Work required: Lines containing "Electricity" are to be counted. Give the number and nothing more.

Records:
-- start --
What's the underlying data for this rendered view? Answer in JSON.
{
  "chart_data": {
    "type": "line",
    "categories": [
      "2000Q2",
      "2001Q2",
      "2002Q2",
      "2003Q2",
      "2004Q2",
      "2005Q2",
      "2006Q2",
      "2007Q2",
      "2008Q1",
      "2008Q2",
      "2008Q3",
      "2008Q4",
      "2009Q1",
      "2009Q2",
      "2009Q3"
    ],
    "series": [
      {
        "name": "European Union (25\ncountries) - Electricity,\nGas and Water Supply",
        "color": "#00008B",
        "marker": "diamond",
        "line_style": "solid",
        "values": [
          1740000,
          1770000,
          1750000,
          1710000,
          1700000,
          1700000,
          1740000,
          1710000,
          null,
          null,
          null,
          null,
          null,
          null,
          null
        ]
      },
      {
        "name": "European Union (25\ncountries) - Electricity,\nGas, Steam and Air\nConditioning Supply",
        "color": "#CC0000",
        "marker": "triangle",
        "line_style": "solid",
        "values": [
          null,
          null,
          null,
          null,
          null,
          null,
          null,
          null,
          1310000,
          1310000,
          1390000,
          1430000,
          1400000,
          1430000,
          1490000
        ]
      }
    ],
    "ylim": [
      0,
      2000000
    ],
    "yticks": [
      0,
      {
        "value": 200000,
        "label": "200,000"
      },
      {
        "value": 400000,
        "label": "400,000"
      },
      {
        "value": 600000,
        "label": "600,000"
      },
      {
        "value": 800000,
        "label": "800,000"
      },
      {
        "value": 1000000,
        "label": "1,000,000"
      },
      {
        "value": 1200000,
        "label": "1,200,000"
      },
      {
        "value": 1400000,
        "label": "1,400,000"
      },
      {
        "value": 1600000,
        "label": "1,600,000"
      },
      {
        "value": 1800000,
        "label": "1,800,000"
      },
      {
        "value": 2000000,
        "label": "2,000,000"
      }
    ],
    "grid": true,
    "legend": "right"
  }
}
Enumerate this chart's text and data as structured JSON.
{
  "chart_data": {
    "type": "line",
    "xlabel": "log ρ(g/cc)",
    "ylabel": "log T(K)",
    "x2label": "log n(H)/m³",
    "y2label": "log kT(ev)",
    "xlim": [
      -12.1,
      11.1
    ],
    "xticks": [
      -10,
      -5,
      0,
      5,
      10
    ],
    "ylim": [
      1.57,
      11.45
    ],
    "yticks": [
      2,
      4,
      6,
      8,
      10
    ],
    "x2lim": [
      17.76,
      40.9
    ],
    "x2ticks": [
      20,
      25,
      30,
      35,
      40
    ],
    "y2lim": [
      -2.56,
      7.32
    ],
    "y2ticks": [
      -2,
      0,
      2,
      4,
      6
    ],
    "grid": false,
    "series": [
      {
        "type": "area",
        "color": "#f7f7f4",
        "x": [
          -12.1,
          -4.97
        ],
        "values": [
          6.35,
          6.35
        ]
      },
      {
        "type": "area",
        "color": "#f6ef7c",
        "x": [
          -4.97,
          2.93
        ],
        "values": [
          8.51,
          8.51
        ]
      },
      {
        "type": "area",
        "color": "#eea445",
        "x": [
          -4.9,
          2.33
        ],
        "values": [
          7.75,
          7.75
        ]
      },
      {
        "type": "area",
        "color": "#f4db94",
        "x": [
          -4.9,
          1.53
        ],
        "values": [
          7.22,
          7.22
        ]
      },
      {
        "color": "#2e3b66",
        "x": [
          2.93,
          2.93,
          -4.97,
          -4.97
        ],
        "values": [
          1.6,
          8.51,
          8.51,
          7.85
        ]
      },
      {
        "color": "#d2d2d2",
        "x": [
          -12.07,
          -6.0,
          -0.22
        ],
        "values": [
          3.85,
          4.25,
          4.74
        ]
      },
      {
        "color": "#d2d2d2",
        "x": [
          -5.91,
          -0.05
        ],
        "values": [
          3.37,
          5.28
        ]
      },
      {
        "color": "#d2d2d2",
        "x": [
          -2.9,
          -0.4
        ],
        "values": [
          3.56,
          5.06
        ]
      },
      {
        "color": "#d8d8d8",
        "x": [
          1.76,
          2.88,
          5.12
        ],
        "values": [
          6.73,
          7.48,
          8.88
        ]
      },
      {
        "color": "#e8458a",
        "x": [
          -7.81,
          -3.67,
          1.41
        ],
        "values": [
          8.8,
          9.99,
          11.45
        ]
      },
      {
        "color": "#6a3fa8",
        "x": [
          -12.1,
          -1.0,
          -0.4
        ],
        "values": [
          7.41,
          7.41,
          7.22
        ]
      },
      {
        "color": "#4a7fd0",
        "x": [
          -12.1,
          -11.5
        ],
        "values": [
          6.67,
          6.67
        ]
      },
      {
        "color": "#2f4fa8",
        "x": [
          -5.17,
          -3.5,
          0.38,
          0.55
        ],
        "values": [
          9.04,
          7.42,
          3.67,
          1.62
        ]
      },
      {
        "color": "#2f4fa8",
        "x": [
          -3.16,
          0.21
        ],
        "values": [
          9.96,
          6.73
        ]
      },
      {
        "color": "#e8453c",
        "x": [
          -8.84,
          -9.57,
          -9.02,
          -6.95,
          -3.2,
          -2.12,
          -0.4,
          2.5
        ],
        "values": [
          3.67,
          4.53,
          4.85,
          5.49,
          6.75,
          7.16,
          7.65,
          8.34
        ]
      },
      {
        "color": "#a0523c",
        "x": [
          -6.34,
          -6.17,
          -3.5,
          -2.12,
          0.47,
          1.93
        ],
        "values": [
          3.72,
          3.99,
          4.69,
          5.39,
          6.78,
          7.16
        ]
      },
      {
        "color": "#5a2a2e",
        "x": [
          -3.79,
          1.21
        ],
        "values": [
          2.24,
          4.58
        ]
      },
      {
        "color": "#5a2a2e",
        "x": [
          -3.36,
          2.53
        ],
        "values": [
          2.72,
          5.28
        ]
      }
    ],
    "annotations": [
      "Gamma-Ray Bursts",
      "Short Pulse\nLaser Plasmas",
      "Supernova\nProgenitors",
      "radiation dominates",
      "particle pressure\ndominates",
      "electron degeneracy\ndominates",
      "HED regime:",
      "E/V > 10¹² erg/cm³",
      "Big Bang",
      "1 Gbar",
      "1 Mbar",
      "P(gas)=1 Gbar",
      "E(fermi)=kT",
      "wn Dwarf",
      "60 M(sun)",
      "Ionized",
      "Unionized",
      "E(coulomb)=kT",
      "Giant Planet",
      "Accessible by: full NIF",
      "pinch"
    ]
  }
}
-- end --
Task response: 2